-- start of Working data --

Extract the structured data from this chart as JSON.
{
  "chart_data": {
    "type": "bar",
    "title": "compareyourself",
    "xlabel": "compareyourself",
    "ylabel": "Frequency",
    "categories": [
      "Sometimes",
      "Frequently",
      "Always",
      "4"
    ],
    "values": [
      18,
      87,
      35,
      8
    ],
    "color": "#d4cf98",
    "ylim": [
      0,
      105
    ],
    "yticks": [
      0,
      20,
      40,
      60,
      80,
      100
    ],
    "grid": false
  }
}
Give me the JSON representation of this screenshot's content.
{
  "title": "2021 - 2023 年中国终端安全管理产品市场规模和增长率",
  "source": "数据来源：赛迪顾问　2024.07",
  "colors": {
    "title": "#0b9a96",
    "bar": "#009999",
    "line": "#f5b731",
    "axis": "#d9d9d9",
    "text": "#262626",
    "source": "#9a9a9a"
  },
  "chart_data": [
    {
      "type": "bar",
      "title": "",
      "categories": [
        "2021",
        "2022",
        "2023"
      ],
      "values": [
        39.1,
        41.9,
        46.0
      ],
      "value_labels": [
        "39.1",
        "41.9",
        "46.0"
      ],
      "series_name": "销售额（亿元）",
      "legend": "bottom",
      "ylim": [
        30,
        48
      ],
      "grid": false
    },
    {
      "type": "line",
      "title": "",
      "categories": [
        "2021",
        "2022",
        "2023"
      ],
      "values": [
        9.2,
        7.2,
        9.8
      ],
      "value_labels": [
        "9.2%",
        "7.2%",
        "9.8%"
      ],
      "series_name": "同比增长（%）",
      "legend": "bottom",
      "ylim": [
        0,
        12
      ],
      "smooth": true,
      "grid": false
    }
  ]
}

-- end of Working data --

Given instruction:
Write out every record, exactly as written.

Exercise answer:
Extract the structured data from this chart as JSON.
{
  "chart_data": {
    "type": "bar",
    "title": "compareyourself",
    "xlabel": "compareyourself",
    "ylabel": "Frequency",
    "categories": [
      "Sometimes",
      "Frequently",
      "Always",
      "4"
    ],
    "values": [
      18,
      87,
      35,
      8
    ],
    "color": "#d4cf98",
    "ylim": [
      0,
      105
    ],
    "yticks": [
      0,
      20,
      40,
      60,
      80,
      100
    ],
    "grid": false
  }
}
Give me the JSON representation of this screenshot's content.
{
  "title": "2021 - 2023 年中国终端安全管理产品市场规模和增长率",
  "source": "数据来源：赛迪顾问　2024.07",
  "colors": {
    "title": "#0b9a96",
    "bar": "#009999",
    "line": "#f5b731",
    "axis": "#d9d9d9",
    "text": "#262626",
    "source": "#9a9a9a"
  },
  "chart_data": [
    {
      "type": "bar",
      "title": "",
      "categories": [
        "2021",
        "2022",
        "2023"
      ],
      "values": [
        39.1,
        41.9,
        46.0
      ],
      "value_labels": [
        "39.1",
        "41.9",
        "46.0"
      ],
      "series_name": "销售额（亿元）",
      "legend": "bottom",
      "ylim": [
        30,
        48
      ],
      "grid": false
    },
    {
      "type": "line",
      "title": "",
      "categories": [
        "2021",
        "2022",
        "2023"
      ],
      "values": [
        9.2,
        7.2,
        9.8
      ],
      "value_labels": [
        "9.2%",
        "7.2%",
        "9.8%"
      ],
      "series_name": "同比增长（%）",
      "legend": "bottom",
      "ylim": [
        0,
        12
      ],
      "smooth": true,
      "grid": false
    }
  ]
}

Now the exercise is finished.